The entries need to be copied exactly.

Collection entries

"""

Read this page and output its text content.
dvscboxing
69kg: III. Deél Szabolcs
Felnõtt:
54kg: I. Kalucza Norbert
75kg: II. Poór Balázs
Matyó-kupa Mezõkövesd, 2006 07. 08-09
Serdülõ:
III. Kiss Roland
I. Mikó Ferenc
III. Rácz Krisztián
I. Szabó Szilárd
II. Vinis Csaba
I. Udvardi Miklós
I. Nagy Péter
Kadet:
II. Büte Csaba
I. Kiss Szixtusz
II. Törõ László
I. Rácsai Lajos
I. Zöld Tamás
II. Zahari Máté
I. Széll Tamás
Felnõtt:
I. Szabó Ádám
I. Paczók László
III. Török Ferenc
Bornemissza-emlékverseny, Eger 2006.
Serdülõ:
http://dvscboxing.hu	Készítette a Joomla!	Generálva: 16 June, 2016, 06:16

"""

EXERCISE SOLUTION —
Read this page and output its text content.
dvscboxing
69kg: III. Deél Szabolcs
Felnõtt:
54kg: I. Kalucza Norbert
75kg: II. Poór Balázs
Matyó-kupa Mezõkövesd, 2006 07. 08-09
Serdülõ:
III. Kiss Roland
I. Mikó Ferenc
III. Rácz Krisztián
I. Szabó Szilárd
II. Vinis Csaba
I. Udvardi Miklós
I. Nagy Péter
Kadet:
II. Büte Csaba
I. Kiss Szixtusz
II. Törõ László
I. Rácsai Lajos
I. Zöld Tamás
II. Zahari Máté
I. Széll Tamás
Felnõtt:
I. Szabó Ádám
I. Paczók László
III. Török Ferenc
Bornemissza-emlékverseny, Eger 2006.
Serdülõ:
http://dvscboxing.hu	Készítette a Joomla!	Generálva: 16 June, 2016, 06:16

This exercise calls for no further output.